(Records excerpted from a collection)
((
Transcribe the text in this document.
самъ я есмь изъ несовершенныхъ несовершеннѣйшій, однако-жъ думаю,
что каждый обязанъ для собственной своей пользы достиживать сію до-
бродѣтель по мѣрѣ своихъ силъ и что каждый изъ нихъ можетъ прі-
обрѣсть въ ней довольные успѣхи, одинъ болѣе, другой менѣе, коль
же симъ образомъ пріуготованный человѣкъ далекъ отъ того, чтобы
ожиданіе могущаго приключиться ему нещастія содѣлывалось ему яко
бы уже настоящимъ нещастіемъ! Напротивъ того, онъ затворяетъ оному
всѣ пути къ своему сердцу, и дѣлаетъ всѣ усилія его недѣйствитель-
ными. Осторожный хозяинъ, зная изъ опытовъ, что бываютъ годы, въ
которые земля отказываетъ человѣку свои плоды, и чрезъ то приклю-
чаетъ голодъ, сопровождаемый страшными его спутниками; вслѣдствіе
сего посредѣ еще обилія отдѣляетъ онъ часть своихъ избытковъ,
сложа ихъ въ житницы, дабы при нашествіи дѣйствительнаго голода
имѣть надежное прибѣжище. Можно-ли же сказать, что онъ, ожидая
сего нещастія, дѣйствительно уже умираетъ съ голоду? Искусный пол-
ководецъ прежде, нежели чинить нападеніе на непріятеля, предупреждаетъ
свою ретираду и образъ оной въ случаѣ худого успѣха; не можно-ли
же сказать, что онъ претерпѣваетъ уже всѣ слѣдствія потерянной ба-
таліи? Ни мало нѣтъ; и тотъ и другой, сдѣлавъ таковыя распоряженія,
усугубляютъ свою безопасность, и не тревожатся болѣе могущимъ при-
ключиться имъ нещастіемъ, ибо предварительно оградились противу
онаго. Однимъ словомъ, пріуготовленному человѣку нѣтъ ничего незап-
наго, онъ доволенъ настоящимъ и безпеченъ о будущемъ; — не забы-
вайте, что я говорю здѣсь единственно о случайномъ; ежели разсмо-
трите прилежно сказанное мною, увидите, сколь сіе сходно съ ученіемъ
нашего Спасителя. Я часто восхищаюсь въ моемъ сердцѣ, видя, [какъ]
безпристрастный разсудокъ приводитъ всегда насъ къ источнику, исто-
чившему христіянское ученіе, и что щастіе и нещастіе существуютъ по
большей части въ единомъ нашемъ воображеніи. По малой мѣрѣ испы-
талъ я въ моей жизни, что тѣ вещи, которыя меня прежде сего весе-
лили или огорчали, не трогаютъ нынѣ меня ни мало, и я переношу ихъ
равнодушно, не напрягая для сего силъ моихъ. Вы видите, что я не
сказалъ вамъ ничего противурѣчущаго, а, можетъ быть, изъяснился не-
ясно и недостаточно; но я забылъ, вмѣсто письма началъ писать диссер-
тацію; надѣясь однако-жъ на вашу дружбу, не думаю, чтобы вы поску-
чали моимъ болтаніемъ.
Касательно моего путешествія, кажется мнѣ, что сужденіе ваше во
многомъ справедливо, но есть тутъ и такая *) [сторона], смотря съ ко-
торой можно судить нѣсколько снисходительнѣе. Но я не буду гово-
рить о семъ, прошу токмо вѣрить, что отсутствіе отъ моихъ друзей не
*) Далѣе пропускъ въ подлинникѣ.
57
))
BRIEF
Extract the complete listing above, reproducing each line exactly.

COMPLETE OUTPUT
Transcribe the text in this document.
самъ я есмь изъ несовершенныхъ несовершеннѣйшій, однако-жъ думаю,
что каждый обязанъ для собственной своей пользы достиживать сію до-
бродѣтель по мѣрѣ своихъ силъ и что каждый изъ нихъ можетъ прі-
обрѣсть въ ней довольные успѣхи, одинъ болѣе, другой менѣе, коль
же симъ образомъ пріуготованный человѣкъ далекъ отъ того, чтобы
ожиданіе могущаго приключиться ему нещастія содѣлывалось ему яко
бы уже настоящимъ нещастіемъ! Напротивъ того, онъ затворяетъ оному
всѣ пути къ своему сердцу, и дѣлаетъ всѣ усилія его недѣйствитель-
ными. Осторожный хозяинъ, зная изъ опытовъ, что бываютъ годы, въ
которые земля отказываетъ человѣку свои плоды, и чрезъ то приклю-
чаетъ голодъ, сопровождаемый страшными его спутниками; вслѣдствіе
сего посредѣ еще обилія отдѣляетъ онъ часть своихъ избытковъ,
сложа ихъ въ житницы, дабы при нашествіи дѣйствительнаго голода
имѣть надежное прибѣжище. Можно-ли же сказать, что онъ, ожидая
сего нещастія, дѣйствительно уже умираетъ съ голоду? Искусный пол-
ководецъ прежде, нежели чинить нападеніе на непріятеля, предупреждаетъ
свою ретираду и образъ оной въ случаѣ худого успѣха; не можно-ли
же сказать, что онъ претерпѣваетъ уже всѣ слѣдствія потерянной ба-
таліи? Ни мало нѣтъ; и тотъ и другой, сдѣлавъ таковыя распоряженія,
усугубляютъ свою безопасность, и не тревожатся болѣе могущимъ при-
ключиться имъ нещастіемъ, ибо предварительно оградились противу
онаго. Однимъ словомъ, пріуготовленному человѣку нѣтъ ничего незап-
наго, онъ доволенъ настоящимъ и безпеченъ о будущемъ; — не забы-
вайте, что я говорю здѣсь единственно о случайномъ; ежели разсмо-
трите прилежно сказанное мною, увидите, сколь сіе сходно съ ученіемъ
нашего Спасителя. Я часто восхищаюсь въ моемъ сердцѣ, видя, [какъ]
безпристрастный разсудокъ приводитъ всегда насъ къ источнику, исто-
чившему христіянское ученіе, и что щастіе и нещастіе существуютъ по
большей части въ единомъ нашемъ воображеніи. По малой мѣрѣ испы-
талъ я въ моей жизни, что тѣ вещи, которыя меня прежде сего весе-
лили или огорчали, не трогаютъ нынѣ меня ни мало, и я переношу ихъ
равнодушно, не напрягая для сего силъ моихъ. Вы видите, что я не
сказалъ вамъ ничего противурѣчущаго, а, можетъ быть, изъяснился не-
ясно и недостаточно; но я забылъ, вмѣсто письма началъ писать диссер-
тацію; надѣясь однако-жъ на вашу дружбу, не думаю, чтобы вы поску-
чали моимъ болтаніемъ.
Касательно моего путешествія, кажется мнѣ, что сужденіе ваше во
многомъ справедливо, но есть тутъ и такая *) [сторона], смотря съ ко-
торой можно судить нѣсколько снисходительнѣе. Но я не буду гово-
рить о семъ, прошу токмо вѣрить, что отсутствіе отъ моихъ друзей не
*) Далѣе пропускъ въ подлинникѣ.
57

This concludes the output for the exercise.